Your assignment:
Exact copy, pictures excluded: please retype every record below.

[Document page transcription items]
========
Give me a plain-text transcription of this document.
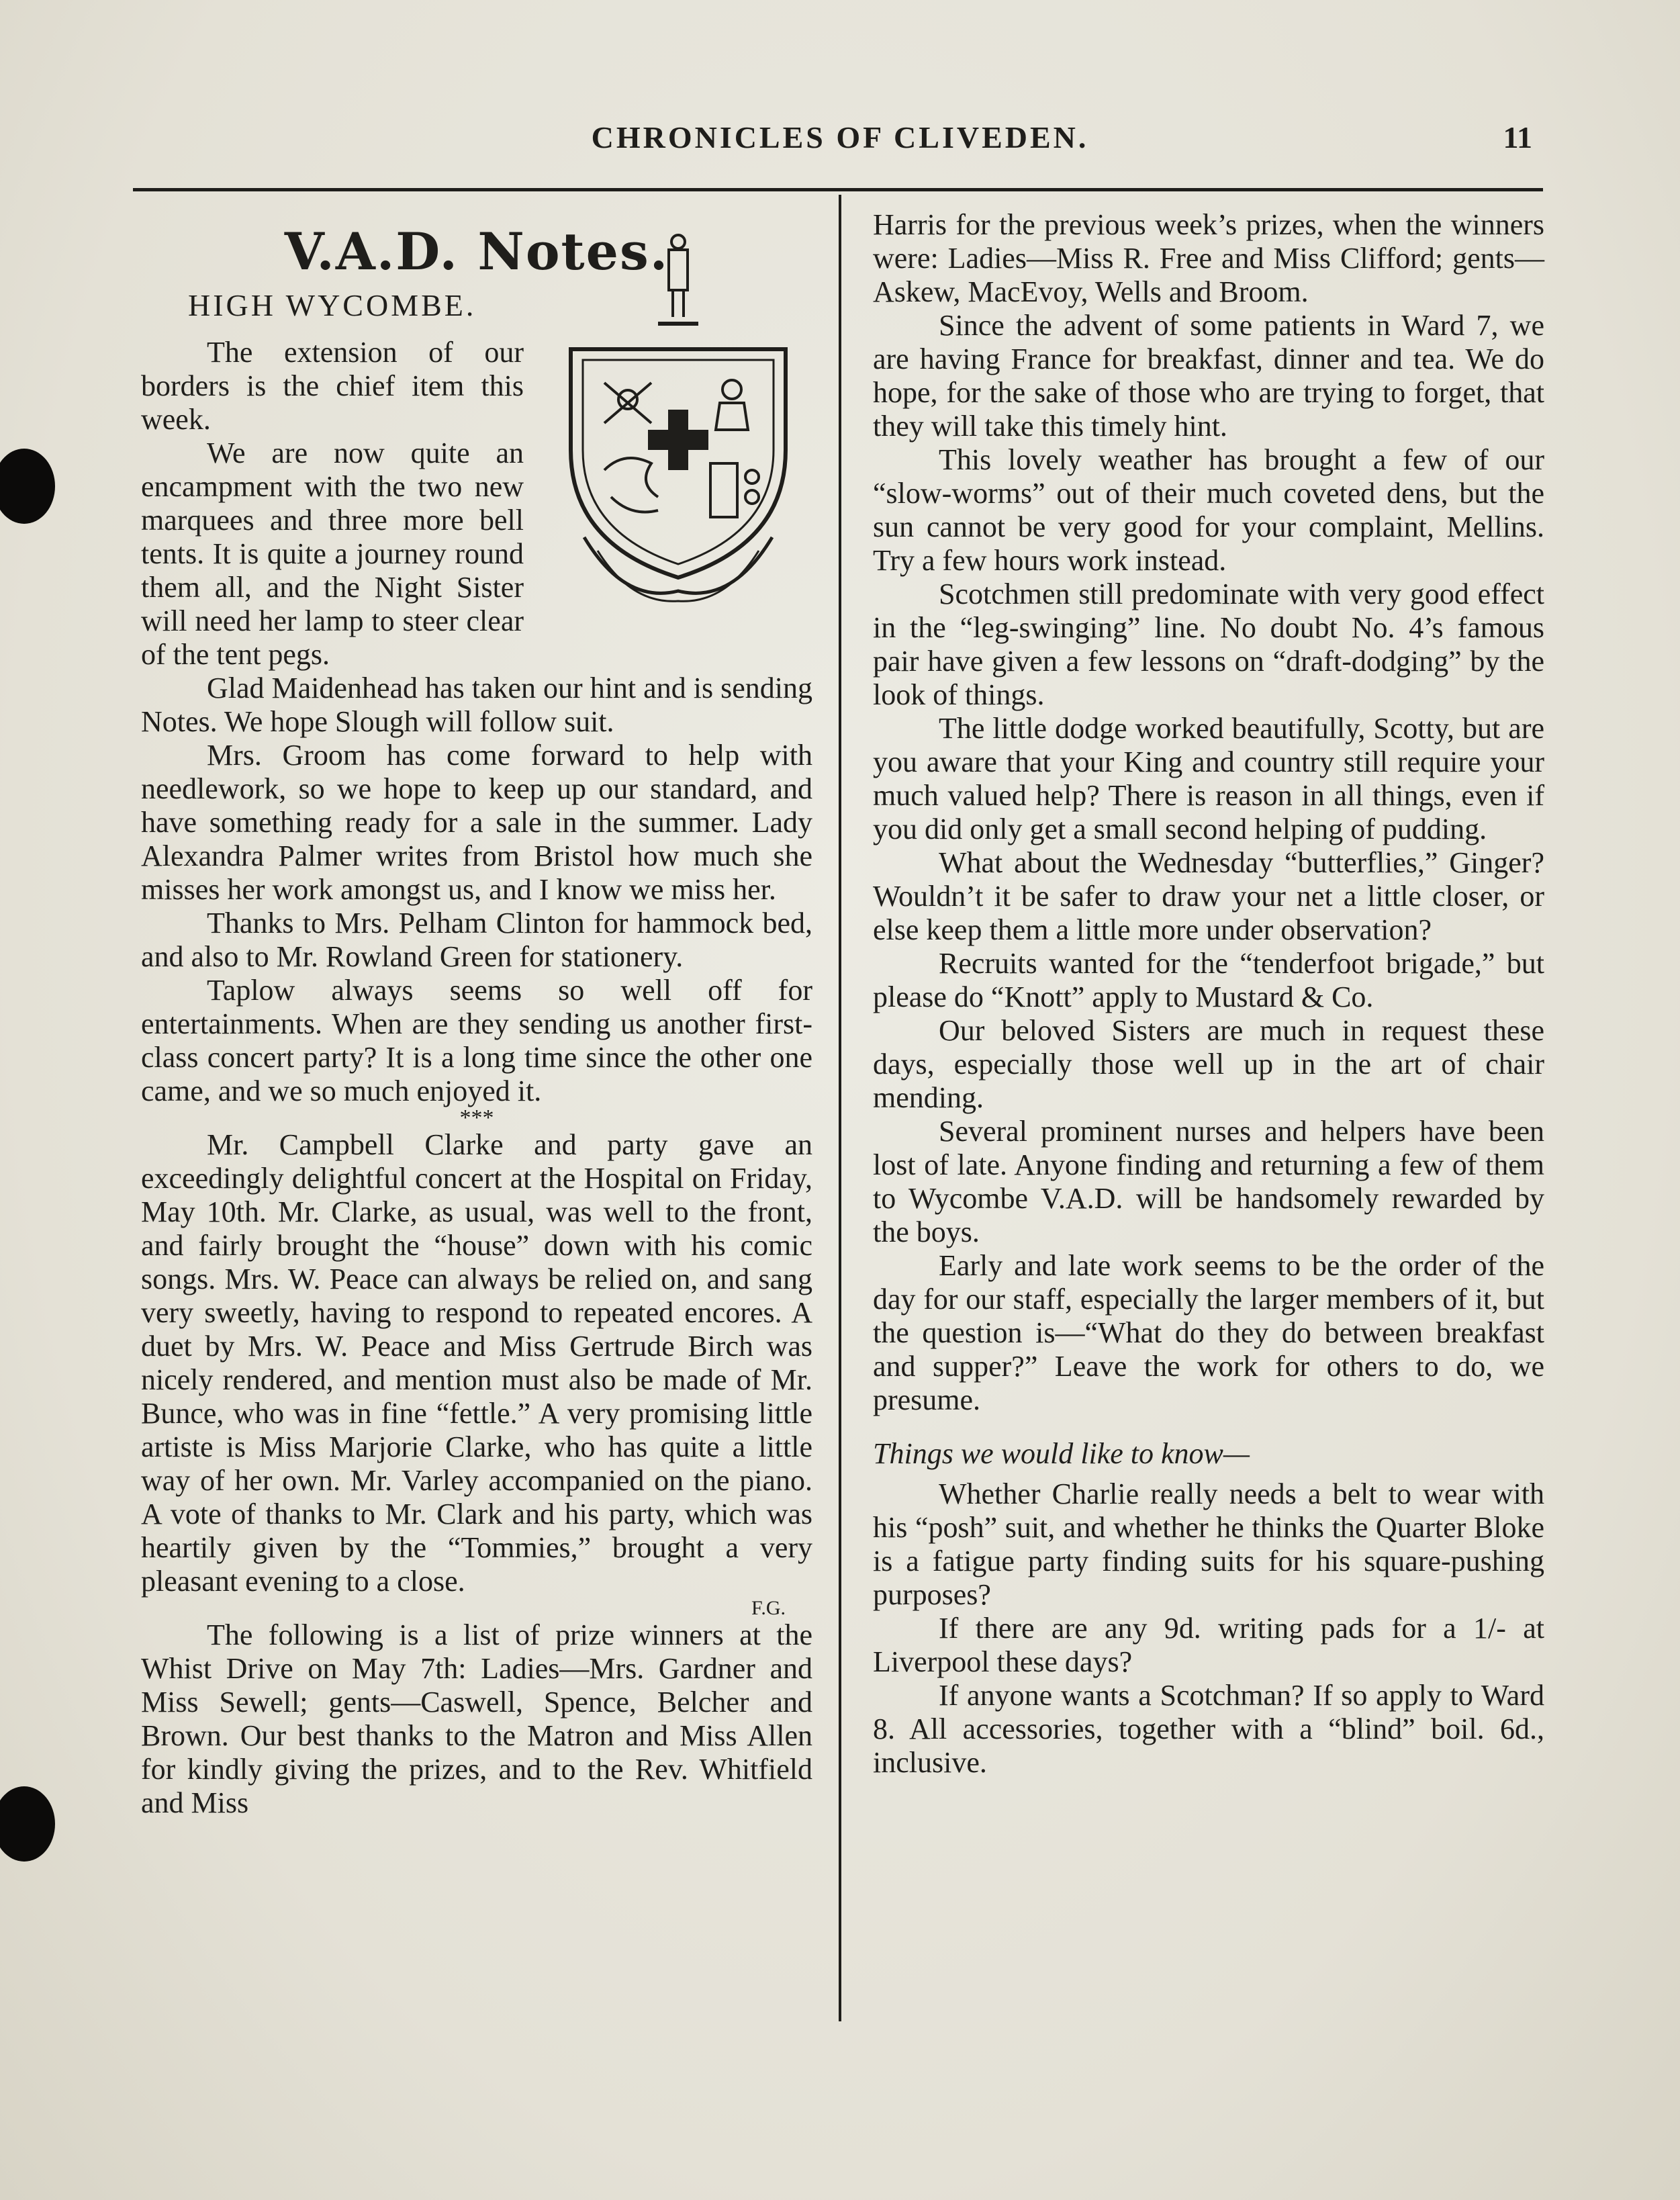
CHRONICLES OF CLIVEDEN.	11
V.A.D. Notes.
HIGH WYCOMBE.

The extension of our borders is the chief item this week.

We are now quite an encampment with the two new marquees and three more bell tents. It is quite a journey round them all, and the Night Sister will need her lamp to steer clear of the tent pegs.

Glad Maidenhead has taken our hint and is sending Notes. We hope Slough will follow suit.

Mrs. Groom has come forward to help with needlework, so we hope to keep up our standard, and have something ready for a sale in the summer. Lady Alexandra Palmer writes from Bristol how much she misses her work amongst us, and I know we miss her.

Thanks to Mrs. Pelham Clinton for hammock bed, and also to Mr. Rowland Green for stationery.

Taplow always seems so well off for entertainments. When are they sending us another first-class concert party? It is a long time since the other one came, and we so much enjoyed it.

***

Mr. Campbell Clarke and party gave an exceedingly delightful concert at the Hospital on Friday, May 10th. Mr. Clarke, as usual, was well to the front, and fairly brought the “house” down with his comic songs. Mrs. W. Peace can always be relied on, and sang very sweetly, having to respond to repeated encores. A duet by Mrs. W. Peace and Miss Gertrude Birch was nicely rendered, and mention must also be made of Mr. Bunce, who was in fine “fettle.” A very promising little artiste is Miss Marjorie Clarke, who has quite a little way of her own. Mr. Varley accompanied on the piano. A vote of thanks to Mr. Clark and his party, which was heartily given by the “Tommies,” brought a very pleasant evening to a close.

F.G.

The following is a list of prize winners at the Whist Drive on May 7th: Ladies—Mrs. Gardner and Miss Sewell; gents—Caswell, Spence, Belcher and Brown. Our best thanks to the Matron and Miss Allen for kindly giving the prizes, and to the Rev. Whitfield and Miss

Harris for the previous week’s prizes, when the winners were: Ladies—Miss R. Free and Miss Clifford; gents—Askew, MacEvoy, Wells and Broom.

Since the advent of some patients in Ward 7, we are having France for breakfast, dinner and tea. We do hope, for the sake of those who are trying to forget, that they will take this timely hint.

This lovely weather has brought a few of our “slow-worms” out of their much coveted dens, but the sun cannot be very good for your complaint, Mellins. Try a few hours work instead.

Scotchmen still predominate with very good effect in the “leg-swinging” line. No doubt No. 4’s famous pair have given a few lessons on “draft-dodging” by the look of things.

The little dodge worked beautifully, Scotty, but are you aware that your King and country still require your much valued help? There is reason in all things, even if you did only get a small second helping of pudding.

What about the Wednesday “butterflies,” Ginger? Wouldn’t it be safer to draw your net a little closer, or else keep them a little more under observation?

Recruits wanted for the “tenderfoot brigade,” but please do “Knott” apply to Mustard & Co.

Our beloved Sisters are much in request these days, especially those well up in the art of chair mending.

Several prominent nurses and helpers have been lost of late. Anyone finding and returning a few of them to Wycombe V.A.D. will be handsomely rewarded by the boys.

Early and late work seems to be the order of the day for our staff, especially the larger members of it, but the question is—“What do they do between breakfast and supper?” Leave the work for others to do, we presume.

Things we would like to know—

Whether Charlie really needs a belt to wear with his “posh” suit, and whether he thinks the Quarter Bloke is a fatigue party finding suits for his square-pushing purposes?

If there are any 9d. writing pads for a 1/- at Liverpool these days?

If anyone wants a Scotchman? If so apply to Ward 8. All accessories, together with a “blind” boil. 6d., inclusive.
========
Completed exercise:
Give me a plain-text transcription of this document.
CHRONICLES OF CLIVEDEN.	11
V.A.D. Notes.
HIGH WYCOMBE.

The extension of our borders is the chief item this week.

We are now quite an encampment with the two new marquees and three more bell tents. It is quite a journey round them all, and the Night Sister will need her lamp to steer clear of the tent pegs.

Glad Maidenhead has taken our hint and is sending Notes. We hope Slough will follow suit.

Mrs. Groom has come forward to help with needlework, so we hope to keep up our standard, and have something ready for a sale in the summer. Lady Alexandra Palmer writes from Bristol how much she misses her work amongst us, and I know we miss her.

Thanks to Mrs. Pelham Clinton for hammock bed, and also to Mr. Rowland Green for stationery.

Taplow always seems so well off for entertainments. When are they sending us another first-class concert party? It is a long time since the other one came, and we so much enjoyed it.

***

Mr. Campbell Clarke and party gave an exceedingly delightful concert at the Hospital on Friday, May 10th. Mr. Clarke, as usual, was well to the front, and fairly brought the “house” down with his comic songs. Mrs. W. Peace can always be relied on, and sang very sweetly, having to respond to repeated encores. A duet by Mrs. W. Peace and Miss Gertrude Birch was nicely rendered, and mention must also be made of Mr. Bunce, who was in fine “fettle.” A very promising little artiste is Miss Marjorie Clarke, who has quite a little way of her own. Mr. Varley accompanied on the piano. A vote of thanks to Mr. Clark and his party, which was heartily given by the “Tommies,” brought a very pleasant evening to a close.

F.G.

The following is a list of prize winners at the Whist Drive on May 7th: Ladies—Mrs. Gardner and Miss Sewell; gents—Caswell, Spence, Belcher and Brown. Our best thanks to the Matron and Miss Allen for kindly giving the prizes, and to the Rev. Whitfield and Miss

Harris for the previous week’s prizes, when the winners were: Ladies—Miss R. Free and Miss Clifford; gents—Askew, MacEvoy, Wells and Broom.

Since the advent of some patients in Ward 7, we are having France for breakfast, dinner and tea. We do hope, for the sake of those who are trying to forget, that they will take this timely hint.

This lovely weather has brought a few of our “slow-worms” out of their much coveted dens, but the sun cannot be very good for your complaint, Mellins. Try a few hours work instead.

Scotchmen still predominate with very good effect in the “leg-swinging” line. No doubt No. 4’s famous pair have given a few lessons on “draft-dodging” by the look of things.

The little dodge worked beautifully, Scotty, but are you aware that your King and country still require your much valued help? There is reason in all things, even if you did only get a small second helping of pudding.

What about the Wednesday “butterflies,” Ginger? Wouldn’t it be safer to draw your net a little closer, or else keep them a little more under observation?

Recruits wanted for the “tenderfoot brigade,” but please do “Knott” apply to Mustard & Co.

Our beloved Sisters are much in request these days, especially those well up in the art of chair mending.

Several prominent nurses and helpers have been lost of late. Anyone finding and returning a few of them to Wycombe V.A.D. will be handsomely rewarded by the boys.

Early and late work seems to be the order of the day for our staff, especially the larger members of it, but the question is—“What do they do between breakfast and supper?” Leave the work for others to do, we presume.

Things we would like to know—

Whether Charlie really needs a belt to wear with his “posh” suit, and whether he thinks the Quarter Bloke is a fatigue party finding suits for his square-pushing purposes?

If there are any 9d. writing pads for a 1/- at Liverpool these days?

If anyone wants a Scotchman? If so apply to Ward 8. All accessories, together with a “blind” boil. 6d., inclusive.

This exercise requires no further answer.